Tarefa solicitada 1
Reproduza integralmente o trecho abaixo, sobre o primeiro emprego no mercado de capitais.
---*---
Em 1966, ano que me formei como economista na Faculdade Nacional de Ciências Econômicas do Rio de Janeiro (atual UFRJ), respondi a um anúncio publicado no Jornal do Brasil. Era de uma grande empresa, que atuava no mercado de capitais e estava em busca de profissionais liberais ,para atuarem no seu quadro de assessores financeiros. Depois da entrevista e dos testes, fui selecionado para o meu primeiro emprego na corretora M. Marcello Leite Barbosa. Na época, era a maior corretora do Brasil, com um Market Share em torno de 60%.

 

> E quando foi esse primeiro contato com o mercado de ações?
---*---
Tarefa solicitada 2
Extraia dos registros abaixo todas as linhas em que aparece a palavra "параболы".

Dados fornecidos
---*---
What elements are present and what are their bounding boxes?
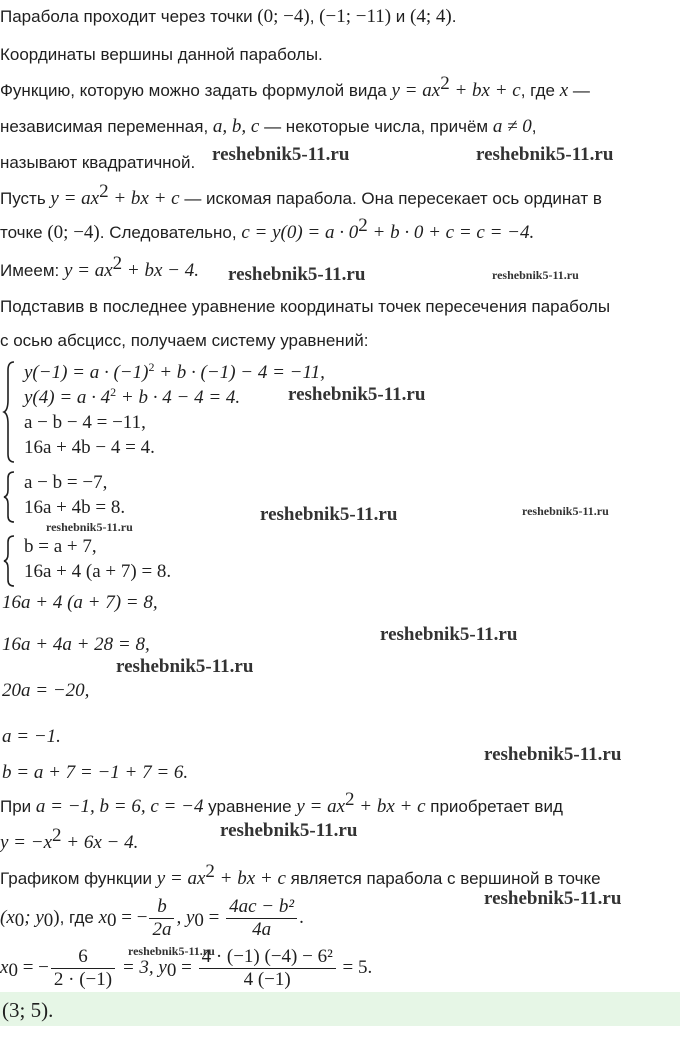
fraction: $\frac{b}{2a}$ — [149, 896, 174, 941]
system-row: 16a + 4 (a + 7) = 8. — [24, 561, 172, 582]
fraction: $\frac{\text{4 · (−1) (−4) − 6²}}{4 (-1)}$ — [199, 946, 336, 991]
equation-line: b = a + 7 = −1 + 7 = 6. — [2, 762, 189, 783]
watermark: reshebnik5-11.ru — [220, 820, 358, 841]
vertex-text: Графиком функции $y = ax^2$ + bx + c является парабола с вершиной в точке — [0, 861, 601, 889]
watermark: reshebnik5-11.ru — [492, 268, 579, 282]
watermark: reshebnik5-11.ru — [116, 656, 254, 677]
definition-line-2: независимая переменная, a, b, c — некоторые числа, причём a ≠ 0, — [0, 116, 537, 137]
watermark: reshebnik5-11.ru — [128, 944, 215, 958]
watermark: reshebnik5-11.ru — [484, 744, 622, 765]
watermark: reshebnik5-11.ru — [46, 520, 133, 534]
watermark: reshebnik5-11.ru — [228, 264, 366, 285]
question-text: Координаты вершины данной параболы. — [0, 45, 323, 64]
vertex-formula: ($x_0$; $y_0$), где $x_0$ = − $\frac{b}{2a}$ , $y_0$ = $\frac{\text{4ac − b²}}{4a}$ . — [0, 896, 304, 941]
equation-line: 16a + 4 (a + 7) = 8, — [2, 592, 158, 613]
equation-line: a = −1. — [2, 726, 61, 747]
fraction: $\frac{6}{2 \cdot (-1)}$ — [51, 946, 115, 991]
brace-icon — [2, 470, 18, 524]
system-row: $y(-1) = a \cdot (-1)^2 + b \cdot (-1) - 4 = -11$, — [24, 360, 325, 383]
equation-system-1 — [2, 360, 432, 464]
watermark: reshebnik5-11.ru — [260, 504, 398, 525]
equation-line: 20a = −20, — [2, 680, 90, 701]
result-equation: $y = -x^2 + 6x - 4$. — [0, 825, 139, 853]
watermark: reshebnik5-11.ru — [288, 384, 426, 405]
definition-line-3: называют квадратичной. — [0, 153, 196, 172]
solution-line-3: Имеем: $y = ax^2$ + bx − 4. — [0, 253, 199, 281]
system-row: 16a + 4b = 8. — [24, 497, 126, 518]
fraction: $\frac{\text{4ac − b²}}{4a}$ — [226, 896, 297, 941]
definition-line-1: Функцию, которую можно задать формулой вида $y = ax^2$ + bx + c, где x — — [0, 73, 590, 101]
brace-icon — [2, 534, 18, 588]
solution-line-4: Подставив в последнее уравнение координаты точек пересечения параболы — [0, 297, 611, 316]
system-row: a − b − 4 = −11, — [24, 412, 146, 433]
answer-box — [0, 992, 680, 1026]
solution-line-2: точке (0; −4). Следовательно, $c = y(0) = a \cdot 0^2 + b \cdot 0 + c = c = -4$. — [0, 215, 535, 243]
solution-line-5: с осью абсцисс, получаем систему уравнений: — [0, 331, 369, 350]
vertex-calculation: $x_0$ = − $\frac{6}{2 \cdot (-1)}$ = 3, $y_0$ = $\frac{\text{4 · (−1) (−4) − 6²}}{4 (-1)}$ = 5. — [0, 946, 373, 991]
system-row: b = a + 7, — [24, 536, 97, 557]
condition-text: Парабола проходит через точки (0; −4), (−1; −11) и (4; 4). — [0, 6, 457, 27]
system-row: 16a + 4b − 4 = 4. — [24, 437, 155, 458]
brace-icon — [2, 360, 18, 464]
system-row: a − b = −7, — [24, 472, 108, 493]
watermark: reshebnik5-11.ru — [476, 144, 614, 165]
substitution-line: При a = −1, b = 6, c = −4 уравнение $y = ax^2$ + bx + c приобретает вид — [0, 789, 563, 817]
watermark: reshebnik5-11.ru — [380, 624, 518, 645]
system-row: $y(4) = a \cdot 4^2 + b \cdot 4 - 4 = 4$. — [24, 385, 241, 408]
equation-line: 16a + 4a + 28 = 8, — [2, 634, 150, 655]
answer-text: (3; 5). — [2, 998, 54, 1022]
equation-system-3 — [2, 534, 242, 588]
watermark: reshebnik5-11.ru — [212, 144, 350, 165]
watermark: reshebnik5-11.ru — [484, 888, 622, 909]
equation-system-2 — [2, 470, 202, 524]
solution-line-1: Пусть $y = ax^2$ + bx + c — искомая парабола. Она пересекает ось ординат в — [0, 181, 602, 209]
watermark: reshebnik5-11.ru — [522, 504, 609, 518]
---*---
Resposta 1
Em 1966, ano que me formei como economista na Faculdade Nacional de Ciências Econômicas do Rio de Janeiro (atual UFRJ), respondi a um anúncio publicado no Jornal do Brasil. Era de uma grande empresa, que atuava no mercado de capitais e estava em busca de profissionais liberais ,para atuarem no seu quadro de assessores financeiros. Depois da entrevista e dos testes, fui selecionado para o meu primeiro emprego na corretora M. Marcello Leite Barbosa. Na época, era a maior corretora do Brasil, com um Market Share em torno de 60%.

 

> E quando foi esse primeiro contato com o mercado de ações?

Resposta 2
question-text: Координаты вершины данной параболы. — [0, 45, 323, 64]
solution-line-4: Подставив в последнее уравнение координаты точек пересечения параболы — [0, 297, 611, 316]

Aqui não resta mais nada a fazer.